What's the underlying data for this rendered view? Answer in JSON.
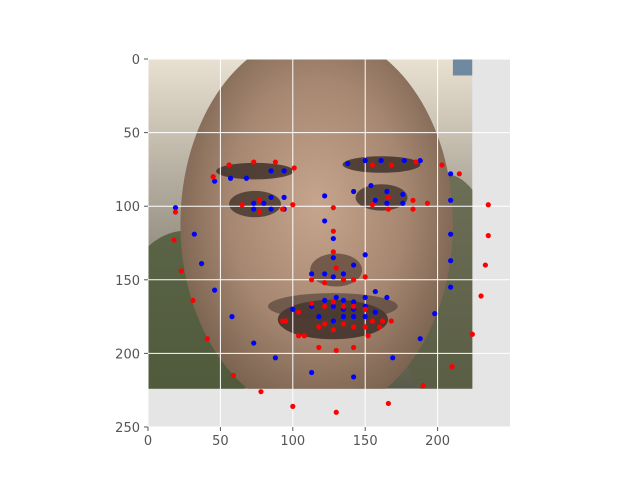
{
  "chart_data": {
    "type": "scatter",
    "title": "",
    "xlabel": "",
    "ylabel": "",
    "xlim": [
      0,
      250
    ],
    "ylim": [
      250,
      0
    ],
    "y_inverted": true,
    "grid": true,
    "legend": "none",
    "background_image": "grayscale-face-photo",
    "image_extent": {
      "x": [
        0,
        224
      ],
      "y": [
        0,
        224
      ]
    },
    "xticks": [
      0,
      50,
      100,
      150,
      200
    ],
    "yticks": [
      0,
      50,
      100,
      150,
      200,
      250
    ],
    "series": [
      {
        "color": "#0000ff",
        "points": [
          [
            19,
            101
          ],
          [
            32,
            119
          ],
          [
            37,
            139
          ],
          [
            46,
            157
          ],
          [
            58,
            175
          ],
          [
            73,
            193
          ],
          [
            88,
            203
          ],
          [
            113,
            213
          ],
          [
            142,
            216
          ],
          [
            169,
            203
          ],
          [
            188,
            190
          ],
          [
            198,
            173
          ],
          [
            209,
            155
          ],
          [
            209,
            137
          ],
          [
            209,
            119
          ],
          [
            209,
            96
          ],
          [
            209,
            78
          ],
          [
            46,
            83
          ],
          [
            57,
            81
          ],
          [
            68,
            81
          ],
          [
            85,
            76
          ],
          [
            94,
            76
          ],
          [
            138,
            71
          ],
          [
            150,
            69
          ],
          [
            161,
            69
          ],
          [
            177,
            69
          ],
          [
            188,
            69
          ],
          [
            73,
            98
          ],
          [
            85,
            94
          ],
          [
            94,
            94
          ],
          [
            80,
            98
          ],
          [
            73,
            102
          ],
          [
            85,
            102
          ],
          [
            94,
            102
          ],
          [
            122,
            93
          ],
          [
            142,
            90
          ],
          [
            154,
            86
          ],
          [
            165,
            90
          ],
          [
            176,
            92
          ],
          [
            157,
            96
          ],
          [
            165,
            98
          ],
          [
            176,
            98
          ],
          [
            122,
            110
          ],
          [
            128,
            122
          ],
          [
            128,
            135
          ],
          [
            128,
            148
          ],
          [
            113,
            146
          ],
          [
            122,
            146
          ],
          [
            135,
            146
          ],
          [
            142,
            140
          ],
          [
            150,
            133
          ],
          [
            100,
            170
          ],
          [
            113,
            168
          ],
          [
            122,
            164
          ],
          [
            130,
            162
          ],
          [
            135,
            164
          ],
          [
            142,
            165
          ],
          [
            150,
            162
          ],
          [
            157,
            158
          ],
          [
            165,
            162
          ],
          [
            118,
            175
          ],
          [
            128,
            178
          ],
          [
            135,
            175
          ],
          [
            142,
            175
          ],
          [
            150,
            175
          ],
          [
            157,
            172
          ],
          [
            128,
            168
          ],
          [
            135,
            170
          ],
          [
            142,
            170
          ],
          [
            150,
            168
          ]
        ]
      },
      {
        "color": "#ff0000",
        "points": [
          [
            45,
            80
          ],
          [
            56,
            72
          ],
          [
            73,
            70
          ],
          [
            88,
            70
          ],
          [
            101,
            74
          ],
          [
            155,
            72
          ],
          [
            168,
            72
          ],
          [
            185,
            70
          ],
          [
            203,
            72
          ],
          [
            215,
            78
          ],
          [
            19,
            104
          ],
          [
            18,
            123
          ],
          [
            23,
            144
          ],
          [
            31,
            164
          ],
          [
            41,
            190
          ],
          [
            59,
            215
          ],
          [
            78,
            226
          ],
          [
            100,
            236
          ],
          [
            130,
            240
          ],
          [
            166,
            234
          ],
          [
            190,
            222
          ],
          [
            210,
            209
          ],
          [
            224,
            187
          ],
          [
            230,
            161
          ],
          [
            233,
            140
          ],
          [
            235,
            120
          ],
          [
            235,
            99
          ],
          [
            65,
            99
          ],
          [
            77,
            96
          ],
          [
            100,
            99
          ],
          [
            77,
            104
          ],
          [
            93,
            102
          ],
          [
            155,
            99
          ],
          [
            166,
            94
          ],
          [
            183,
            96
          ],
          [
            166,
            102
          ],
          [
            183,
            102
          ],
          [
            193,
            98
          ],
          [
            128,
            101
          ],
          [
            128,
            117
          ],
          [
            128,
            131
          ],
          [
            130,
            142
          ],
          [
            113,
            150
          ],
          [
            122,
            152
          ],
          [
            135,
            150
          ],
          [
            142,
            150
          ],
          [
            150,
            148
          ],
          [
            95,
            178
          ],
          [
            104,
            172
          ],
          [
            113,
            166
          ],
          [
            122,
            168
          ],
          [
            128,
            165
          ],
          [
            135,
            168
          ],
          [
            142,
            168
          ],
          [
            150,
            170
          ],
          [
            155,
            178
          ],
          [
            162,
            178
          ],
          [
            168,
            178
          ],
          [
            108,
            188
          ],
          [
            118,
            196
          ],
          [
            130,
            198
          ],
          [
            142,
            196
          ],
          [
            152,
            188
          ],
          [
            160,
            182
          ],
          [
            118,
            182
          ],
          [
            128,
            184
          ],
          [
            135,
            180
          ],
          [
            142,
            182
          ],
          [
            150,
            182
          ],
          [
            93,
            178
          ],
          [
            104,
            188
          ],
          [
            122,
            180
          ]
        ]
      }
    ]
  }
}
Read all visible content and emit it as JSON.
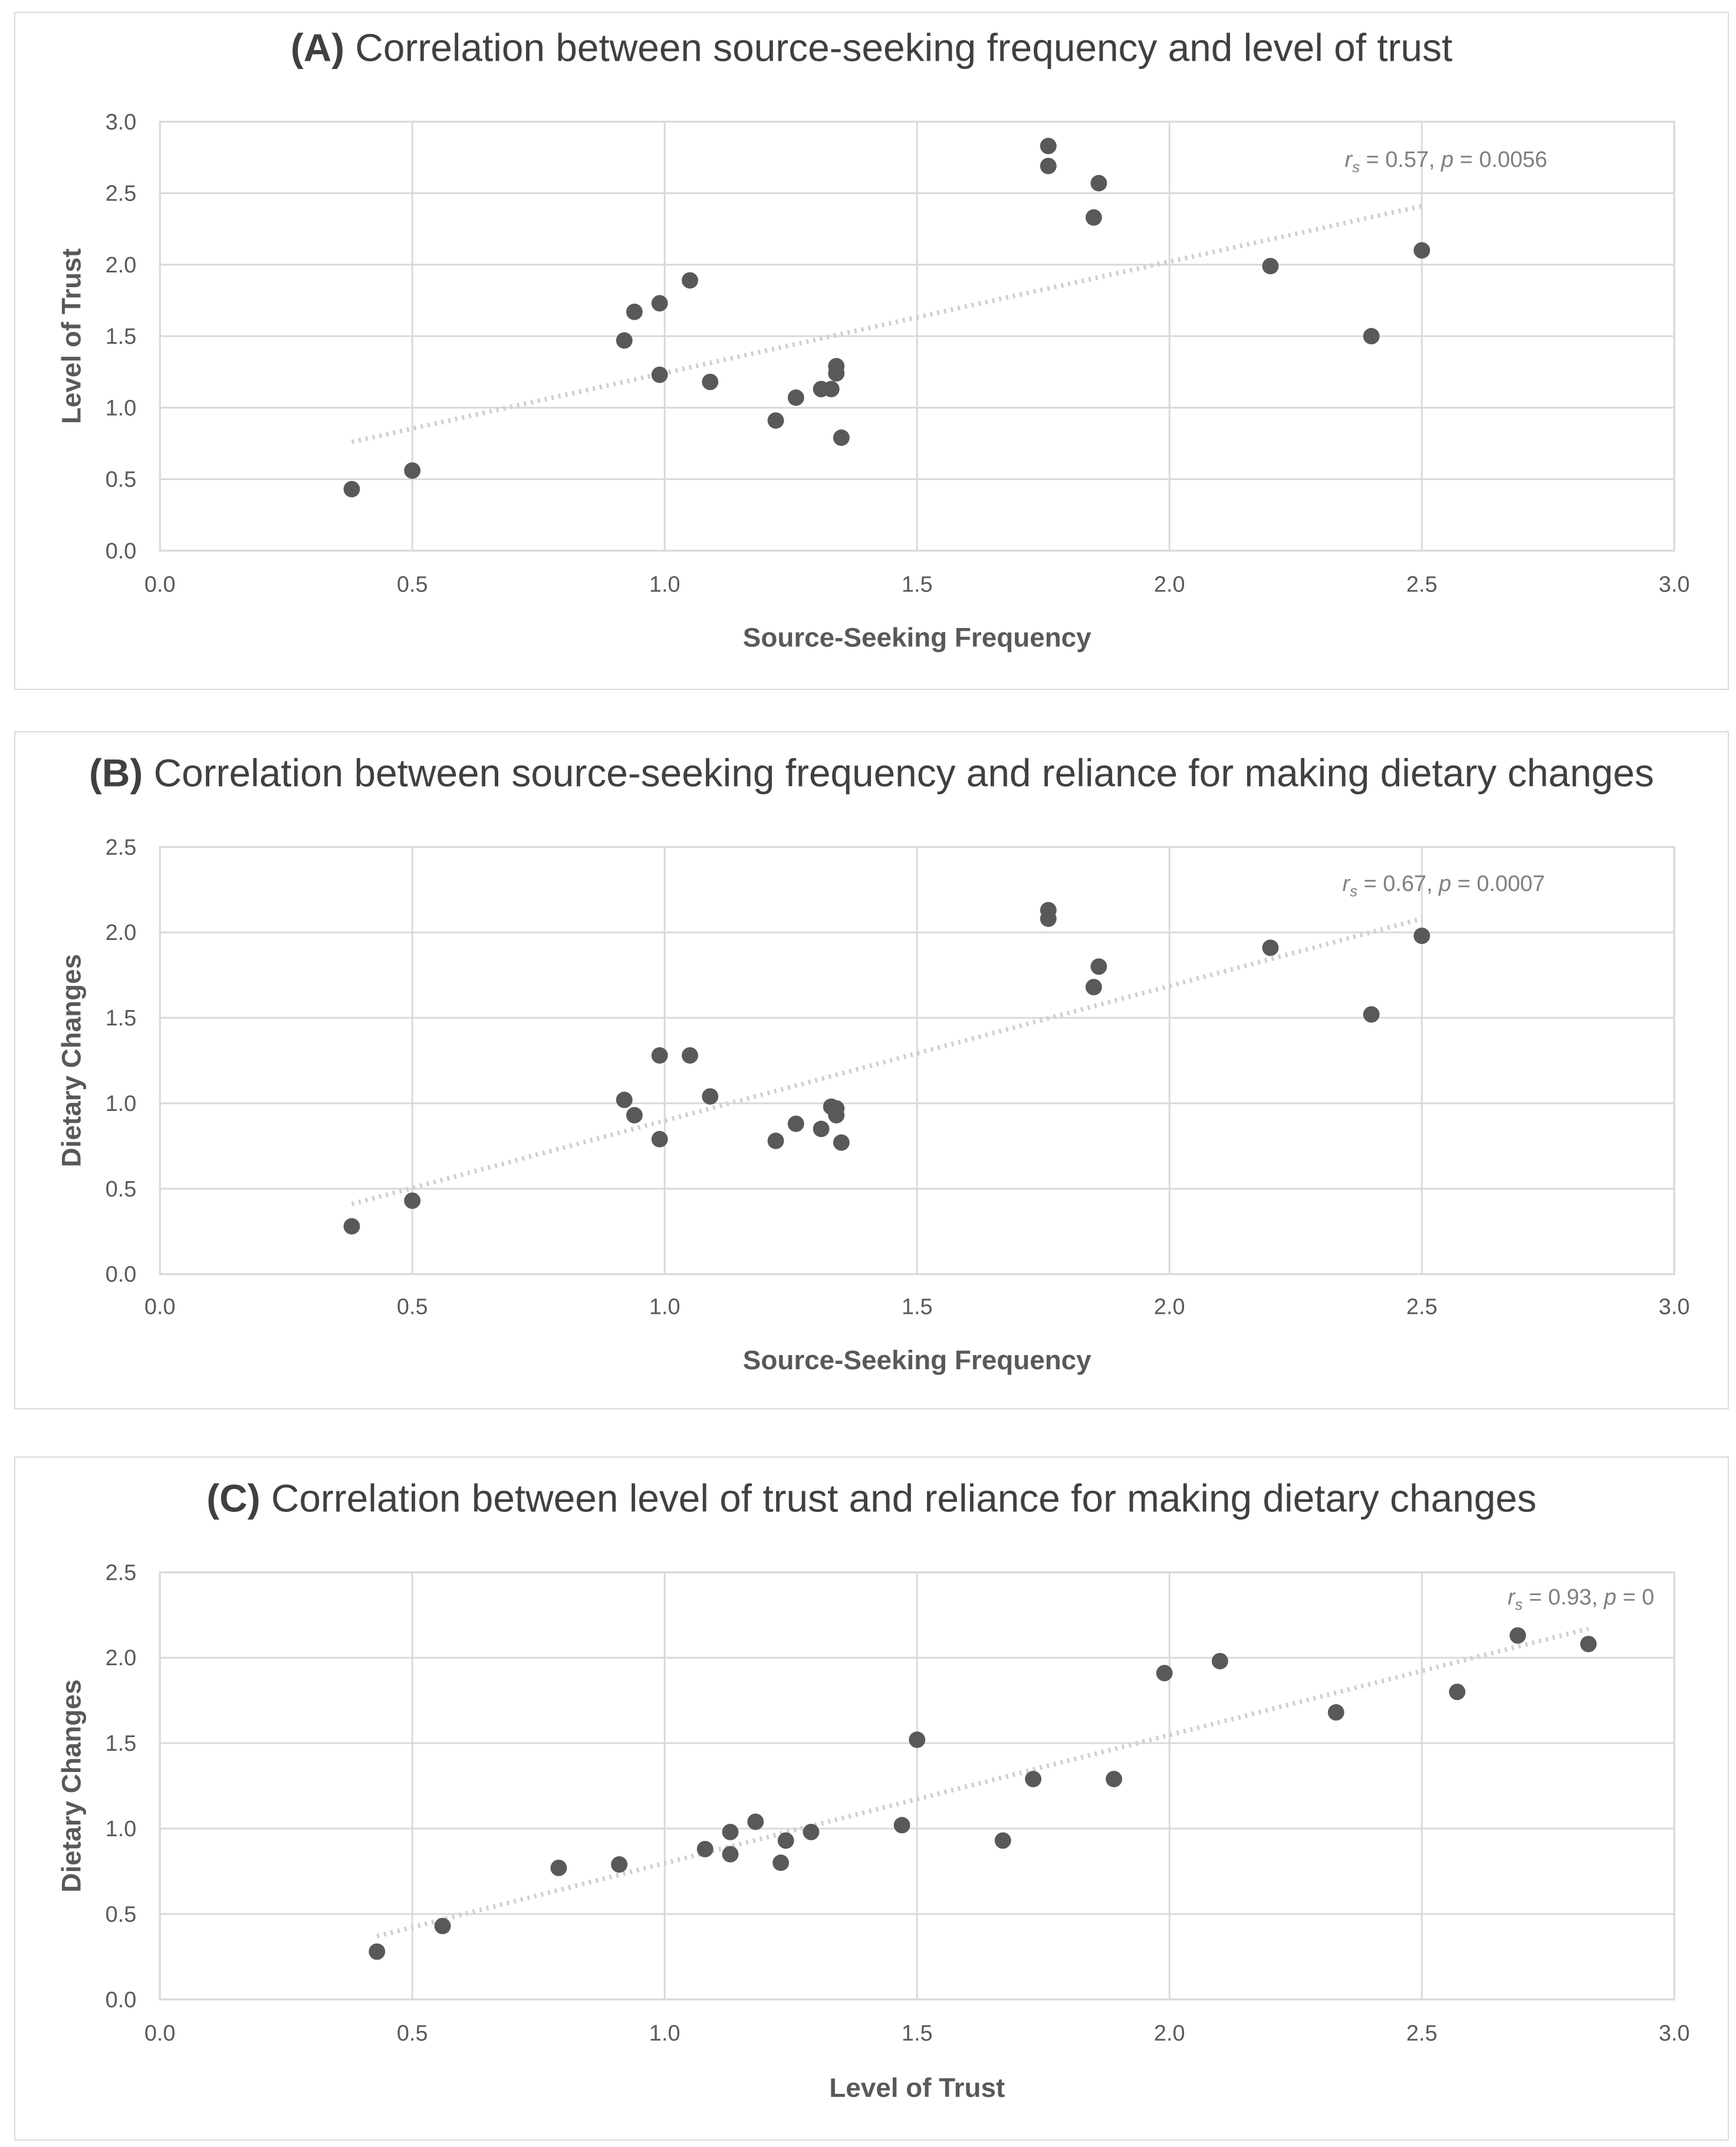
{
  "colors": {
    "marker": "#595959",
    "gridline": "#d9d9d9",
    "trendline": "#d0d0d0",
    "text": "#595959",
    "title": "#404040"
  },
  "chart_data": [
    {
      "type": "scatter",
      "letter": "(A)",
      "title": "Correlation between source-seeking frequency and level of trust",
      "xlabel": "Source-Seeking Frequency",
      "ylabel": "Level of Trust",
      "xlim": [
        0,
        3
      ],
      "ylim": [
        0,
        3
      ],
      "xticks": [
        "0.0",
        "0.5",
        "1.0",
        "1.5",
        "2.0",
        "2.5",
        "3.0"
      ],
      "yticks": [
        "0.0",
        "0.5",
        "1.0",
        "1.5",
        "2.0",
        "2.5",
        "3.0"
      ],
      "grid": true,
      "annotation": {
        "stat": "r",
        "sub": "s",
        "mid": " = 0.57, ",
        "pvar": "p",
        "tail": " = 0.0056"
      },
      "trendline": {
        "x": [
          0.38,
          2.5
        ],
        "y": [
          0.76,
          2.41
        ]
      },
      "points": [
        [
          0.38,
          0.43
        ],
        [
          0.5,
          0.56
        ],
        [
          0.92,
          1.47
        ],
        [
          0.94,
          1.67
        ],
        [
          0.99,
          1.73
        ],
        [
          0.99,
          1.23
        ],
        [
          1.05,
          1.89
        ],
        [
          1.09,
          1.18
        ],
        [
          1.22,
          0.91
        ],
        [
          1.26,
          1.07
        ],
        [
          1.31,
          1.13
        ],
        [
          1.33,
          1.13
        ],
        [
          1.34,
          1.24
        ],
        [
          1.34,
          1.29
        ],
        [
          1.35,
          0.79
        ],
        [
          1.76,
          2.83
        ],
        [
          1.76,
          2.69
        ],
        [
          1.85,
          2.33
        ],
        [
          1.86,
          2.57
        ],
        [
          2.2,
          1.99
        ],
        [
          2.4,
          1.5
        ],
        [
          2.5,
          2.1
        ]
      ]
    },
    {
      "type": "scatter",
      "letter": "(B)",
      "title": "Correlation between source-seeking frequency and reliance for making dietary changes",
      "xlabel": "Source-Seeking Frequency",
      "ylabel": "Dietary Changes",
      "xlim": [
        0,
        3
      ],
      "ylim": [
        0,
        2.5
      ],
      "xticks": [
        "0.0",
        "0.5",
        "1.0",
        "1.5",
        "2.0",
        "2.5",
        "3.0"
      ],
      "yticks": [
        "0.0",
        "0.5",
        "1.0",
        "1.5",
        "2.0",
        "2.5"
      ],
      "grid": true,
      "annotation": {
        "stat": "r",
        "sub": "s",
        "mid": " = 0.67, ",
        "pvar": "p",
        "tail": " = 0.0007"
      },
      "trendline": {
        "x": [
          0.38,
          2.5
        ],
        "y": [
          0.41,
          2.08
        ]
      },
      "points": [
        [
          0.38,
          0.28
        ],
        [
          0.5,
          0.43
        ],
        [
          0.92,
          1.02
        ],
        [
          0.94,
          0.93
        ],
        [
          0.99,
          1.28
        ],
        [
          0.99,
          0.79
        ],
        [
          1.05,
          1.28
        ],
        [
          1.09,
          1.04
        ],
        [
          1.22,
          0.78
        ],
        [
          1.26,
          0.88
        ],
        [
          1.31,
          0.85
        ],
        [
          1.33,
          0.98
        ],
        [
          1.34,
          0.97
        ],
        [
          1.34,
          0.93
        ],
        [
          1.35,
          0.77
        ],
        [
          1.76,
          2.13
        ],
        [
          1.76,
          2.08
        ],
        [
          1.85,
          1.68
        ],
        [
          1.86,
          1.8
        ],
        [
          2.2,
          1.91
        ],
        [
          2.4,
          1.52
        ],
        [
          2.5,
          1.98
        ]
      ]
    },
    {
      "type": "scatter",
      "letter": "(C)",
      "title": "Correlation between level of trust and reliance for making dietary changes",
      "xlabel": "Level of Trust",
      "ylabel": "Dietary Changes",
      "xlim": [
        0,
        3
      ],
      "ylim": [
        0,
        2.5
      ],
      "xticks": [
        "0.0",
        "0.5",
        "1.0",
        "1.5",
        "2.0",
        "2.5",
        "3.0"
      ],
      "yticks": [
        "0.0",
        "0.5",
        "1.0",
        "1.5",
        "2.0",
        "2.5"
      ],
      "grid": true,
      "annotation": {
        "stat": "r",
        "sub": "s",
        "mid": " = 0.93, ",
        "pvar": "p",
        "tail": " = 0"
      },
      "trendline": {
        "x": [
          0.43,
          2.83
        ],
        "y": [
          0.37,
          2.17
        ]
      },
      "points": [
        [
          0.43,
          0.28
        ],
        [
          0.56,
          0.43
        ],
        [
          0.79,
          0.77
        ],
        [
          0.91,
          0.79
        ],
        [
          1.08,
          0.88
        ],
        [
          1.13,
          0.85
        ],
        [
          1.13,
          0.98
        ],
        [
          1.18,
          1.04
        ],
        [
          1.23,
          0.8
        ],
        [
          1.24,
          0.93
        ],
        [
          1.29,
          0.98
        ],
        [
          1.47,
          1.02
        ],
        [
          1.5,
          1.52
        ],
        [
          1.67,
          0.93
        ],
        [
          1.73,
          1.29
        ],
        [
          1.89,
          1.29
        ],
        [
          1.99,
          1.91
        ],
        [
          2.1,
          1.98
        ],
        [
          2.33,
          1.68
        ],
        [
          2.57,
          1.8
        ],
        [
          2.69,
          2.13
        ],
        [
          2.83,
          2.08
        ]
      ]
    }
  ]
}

**What to work on**
In the listing above, locate each line with "title" and copy it.

**Response below**
    "title": "",
    "title": "#404040"
      "title": "Correlation between source-seeking frequency and level of trust",
      "title": "Correlation between source-seeking frequency and reliance for making dietary changes",
      "title": "Correlation between level of trust and reliance for making dietary changes",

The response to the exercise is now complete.